[Exercise data — start]

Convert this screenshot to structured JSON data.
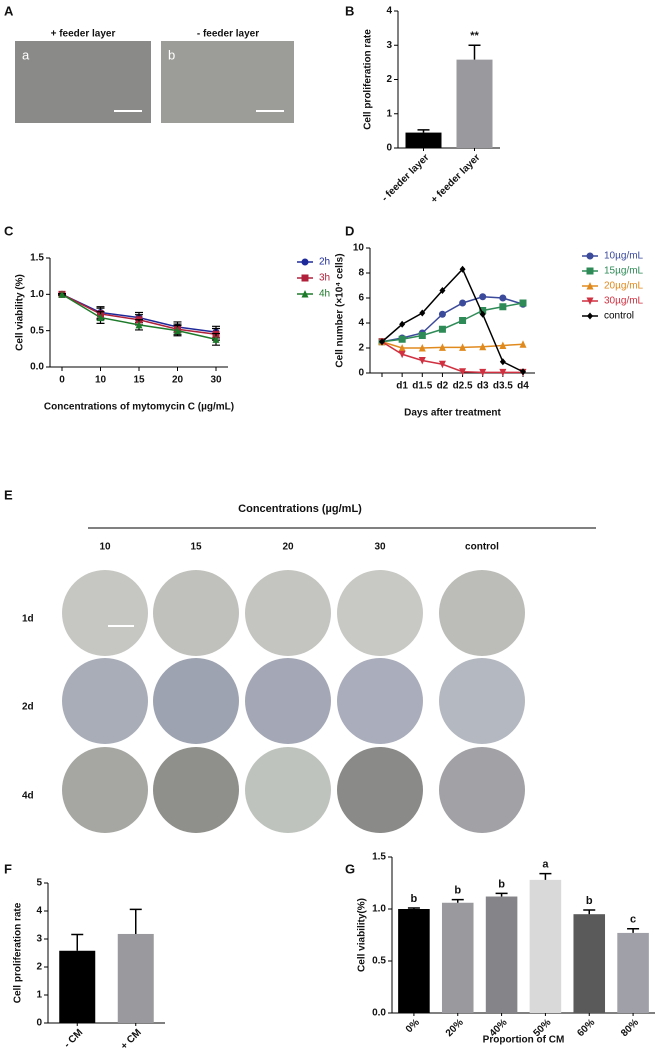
{
  "figure": {
    "panel_labels": [
      "A",
      "B",
      "C",
      "D",
      "E",
      "F",
      "G"
    ],
    "panel_a": {
      "titles": [
        "+ feeder layer",
        "- feeder layer"
      ],
      "image_labels": [
        "a",
        "b"
      ]
    },
    "panel_e": {
      "title": "Concentrations (µg/mL)",
      "columns": [
        "10",
        "15",
        "20",
        "30",
        "control"
      ],
      "rows": [
        "1d",
        "2d",
        "4d"
      ]
    }
  },
  "chart_data": [
    {
      "type": "bar",
      "ylabel": "Cell proliferation rate",
      "categories": [
        "- feeder layer",
        "+ feeder layer"
      ],
      "values": [
        0.45,
        2.58
      ],
      "errors": [
        0.08,
        0.42
      ],
      "colors": [
        "#000000",
        "#9a9a9e"
      ],
      "annotations": [
        null,
        "**"
      ],
      "ylim": [
        0,
        4
      ],
      "yticks": [
        0,
        1,
        2,
        3,
        4
      ],
      "grid": false
    },
    {
      "type": "line",
      "xlabel": "Concentrations of mytomycin C (µg/mL)",
      "ylabel": "Cell viability (%)",
      "categories": [
        "0",
        "10",
        "15",
        "20",
        "30"
      ],
      "series": [
        {
          "name": "2h",
          "color": "#1f2a9a",
          "marker": "circle",
          "values": [
            1.0,
            0.75,
            0.68,
            0.55,
            0.48
          ],
          "errors": [
            0.01,
            0.08,
            0.07,
            0.07,
            0.08
          ]
        },
        {
          "name": "3h",
          "color": "#b0203a",
          "marker": "square",
          "values": [
            1.0,
            0.73,
            0.65,
            0.52,
            0.45
          ],
          "errors": [
            0.01,
            0.08,
            0.07,
            0.07,
            0.08
          ]
        },
        {
          "name": "4h",
          "color": "#1d7a2a",
          "marker": "triangle",
          "values": [
            1.0,
            0.68,
            0.58,
            0.5,
            0.38
          ],
          "errors": [
            0.01,
            0.08,
            0.07,
            0.07,
            0.08
          ]
        }
      ],
      "ylim": [
        0,
        1.5
      ],
      "yticks": [
        {
          "value": 0,
          "label": "0.0"
        },
        {
          "value": 0.5,
          "label": "0.5"
        },
        {
          "value": 1,
          "label": "1.0"
        },
        {
          "value": 1.5,
          "label": "1.5"
        }
      ],
      "grid": false
    },
    {
      "type": "line",
      "xlabel": "Days after treatment",
      "ylabel": "Cell number (×10⁴ cells)",
      "categories": [
        null,
        "d1",
        "d1.5",
        "d2",
        "d2.5",
        "d3",
        "d3.5",
        "d4"
      ],
      "series": [
        {
          "name": "10µg/mL",
          "color": "#3b4a9b",
          "marker": "circle",
          "values": [
            2.5,
            2.8,
            3.2,
            4.7,
            5.6,
            6.1,
            6.0,
            5.5
          ]
        },
        {
          "name": "15µg/mL",
          "color": "#2e8b57",
          "marker": "square",
          "values": [
            2.5,
            2.7,
            3.0,
            3.5,
            4.2,
            5.0,
            5.3,
            5.6
          ]
        },
        {
          "name": "20µg/mL",
          "color": "#e08a1e",
          "marker": "triangle",
          "values": [
            2.5,
            2.0,
            2.0,
            2.05,
            2.05,
            2.1,
            2.2,
            2.3
          ]
        },
        {
          "name": "30µg/mL",
          "color": "#d03040",
          "marker": "triangle-down",
          "values": [
            2.5,
            1.5,
            1.0,
            0.7,
            0.1,
            0.05,
            0.05,
            0.05
          ]
        },
        {
          "name": "control",
          "color": "#000000",
          "marker": "diamond",
          "values": [
            2.5,
            3.9,
            4.8,
            6.6,
            8.3,
            4.7,
            0.9,
            0.1
          ]
        }
      ],
      "ylim": [
        0,
        10
      ],
      "yticks": [
        0,
        2,
        4,
        6,
        8,
        10
      ],
      "grid": false
    },
    {
      "type": "bar",
      "ylabel": "Cell proliferation rate",
      "categories": [
        "- CM",
        "+ CM"
      ],
      "values": [
        2.58,
        3.18
      ],
      "errors": [
        0.58,
        0.88
      ],
      "colors": [
        "#000000",
        "#9a9a9e"
      ],
      "ylim": [
        0,
        5
      ],
      "yticks": [
        0,
        1,
        2,
        3,
        4,
        5
      ],
      "grid": false
    },
    {
      "type": "bar",
      "xlabel": "Proportion of CM",
      "ylabel": "Cell viability(%)",
      "categories": [
        "0%",
        "20%",
        "40%",
        "50%",
        "60%",
        "80%"
      ],
      "values": [
        1.0,
        1.06,
        1.12,
        1.28,
        0.95,
        0.77
      ],
      "errors": [
        0.01,
        0.03,
        0.03,
        0.06,
        0.04,
        0.04
      ],
      "colors": [
        "#000000",
        "#9a9a9e",
        "#858589",
        "#d9d9d9",
        "#5a5a5a",
        "#9fa0a8"
      ],
      "annotations": [
        "b",
        "b",
        "b",
        "a",
        "b",
        "c"
      ],
      "ylim": [
        0,
        1.5
      ],
      "yticks": [
        {
          "value": 0,
          "label": "0.0"
        },
        {
          "value": 0.5,
          "label": "0.5"
        },
        {
          "value": 1,
          "label": "1.0"
        },
        {
          "value": 1.5,
          "label": "1.5"
        }
      ],
      "grid": false
    }
  ]
}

[Exercise data — finish]

▸ **Exercise requirements**
The data is to be returned exactly as it stands, pictures aside.

▸ **Exercise answer**
Convert this screenshot to structured JSON data.
{
  "figure": {
    "panel_labels": [
      "A",
      "B",
      "C",
      "D",
      "E",
      "F",
      "G"
    ],
    "panel_a": {
      "titles": [
        "+ feeder layer",
        "- feeder layer"
      ],
      "image_labels": [
        "a",
        "b"
      ]
    },
    "panel_e": {
      "title": "Concentrations (µg/mL)",
      "columns": [
        "10",
        "15",
        "20",
        "30",
        "control"
      ],
      "rows": [
        "1d",
        "2d",
        "4d"
      ]
    }
  },
  "chart_data": [
    {
      "type": "bar",
      "ylabel": "Cell proliferation rate",
      "categories": [
        "- feeder layer",
        "+ feeder layer"
      ],
      "values": [
        0.45,
        2.58
      ],
      "errors": [
        0.08,
        0.42
      ],
      "colors": [
        "#000000",
        "#9a9a9e"
      ],
      "annotations": [
        null,
        "**"
      ],
      "ylim": [
        0,
        4
      ],
      "yticks": [
        0,
        1,
        2,
        3,
        4
      ],
      "grid": false
    },
    {
      "type": "line",
      "xlabel": "Concentrations of mytomycin C (µg/mL)",
      "ylabel": "Cell viability (%)",
      "categories": [
        "0",
        "10",
        "15",
        "20",
        "30"
      ],
      "series": [
        {
          "name": "2h",
          "color": "#1f2a9a",
          "marker": "circle",
          "values": [
            1.0,
            0.75,
            0.68,
            0.55,
            0.48
          ],
          "errors": [
            0.01,
            0.08,
            0.07,
            0.07,
            0.08
          ]
        },
        {
          "name": "3h",
          "color": "#b0203a",
          "marker": "square",
          "values": [
            1.0,
            0.73,
            0.65,
            0.52,
            0.45
          ],
          "errors": [
            0.01,
            0.08,
            0.07,
            0.07,
            0.08
          ]
        },
        {
          "name": "4h",
          "color": "#1d7a2a",
          "marker": "triangle",
          "values": [
            1.0,
            0.68,
            0.58,
            0.5,
            0.38
          ],
          "errors": [
            0.01,
            0.08,
            0.07,
            0.07,
            0.08
          ]
        }
      ],
      "ylim": [
        0,
        1.5
      ],
      "yticks": [
        {
          "value": 0,
          "label": "0.0"
        },
        {
          "value": 0.5,
          "label": "0.5"
        },
        {
          "value": 1,
          "label": "1.0"
        },
        {
          "value": 1.5,
          "label": "1.5"
        }
      ],
      "grid": false
    },
    {
      "type": "line",
      "xlabel": "Days after treatment",
      "ylabel": "Cell number (×10⁴ cells)",
      "categories": [
        null,
        "d1",
        "d1.5",
        "d2",
        "d2.5",
        "d3",
        "d3.5",
        "d4"
      ],
      "series": [
        {
          "name": "10µg/mL",
          "color": "#3b4a9b",
          "marker": "circle",
          "values": [
            2.5,
            2.8,
            3.2,
            4.7,
            5.6,
            6.1,
            6.0,
            5.5
          ]
        },
        {
          "name": "15µg/mL",
          "color": "#2e8b57",
          "marker": "square",
          "values": [
            2.5,
            2.7,
            3.0,
            3.5,
            4.2,
            5.0,
            5.3,
            5.6
          ]
        },
        {
          "name": "20µg/mL",
          "color": "#e08a1e",
          "marker": "triangle",
          "values": [
            2.5,
            2.0,
            2.0,
            2.05,
            2.05,
            2.1,
            2.2,
            2.3
          ]
        },
        {
          "name": "30µg/mL",
          "color": "#d03040",
          "marker": "triangle-down",
          "values": [
            2.5,
            1.5,
            1.0,
            0.7,
            0.1,
            0.05,
            0.05,
            0.05
          ]
        },
        {
          "name": "control",
          "color": "#000000",
          "marker": "diamond",
          "values": [
            2.5,
            3.9,
            4.8,
            6.6,
            8.3,
            4.7,
            0.9,
            0.1
          ]
        }
      ],
      "ylim": [
        0,
        10
      ],
      "yticks": [
        0,
        2,
        4,
        6,
        8,
        10
      ],
      "grid": false
    },
    {
      "type": "bar",
      "ylabel": "Cell proliferation rate",
      "categories": [
        "- CM",
        "+ CM"
      ],
      "values": [
        2.58,
        3.18
      ],
      "errors": [
        0.58,
        0.88
      ],
      "colors": [
        "#000000",
        "#9a9a9e"
      ],
      "ylim": [
        0,
        5
      ],
      "yticks": [
        0,
        1,
        2,
        3,
        4,
        5
      ],
      "grid": false
    },
    {
      "type": "bar",
      "xlabel": "Proportion of CM",
      "ylabel": "Cell viability(%)",
      "categories": [
        "0%",
        "20%",
        "40%",
        "50%",
        "60%",
        "80%"
      ],
      "values": [
        1.0,
        1.06,
        1.12,
        1.28,
        0.95,
        0.77
      ],
      "errors": [
        0.01,
        0.03,
        0.03,
        0.06,
        0.04,
        0.04
      ],
      "colors": [
        "#000000",
        "#9a9a9e",
        "#858589",
        "#d9d9d9",
        "#5a5a5a",
        "#9fa0a8"
      ],
      "annotations": [
        "b",
        "b",
        "b",
        "a",
        "b",
        "c"
      ],
      "ylim": [
        0,
        1.5
      ],
      "yticks": [
        {
          "value": 0,
          "label": "0.0"
        },
        {
          "value": 0.5,
          "label": "0.5"
        },
        {
          "value": 1,
          "label": "1.0"
        },
        {
          "value": 1.5,
          "label": "1.5"
        }
      ],
      "grid": false
    }
  ]
}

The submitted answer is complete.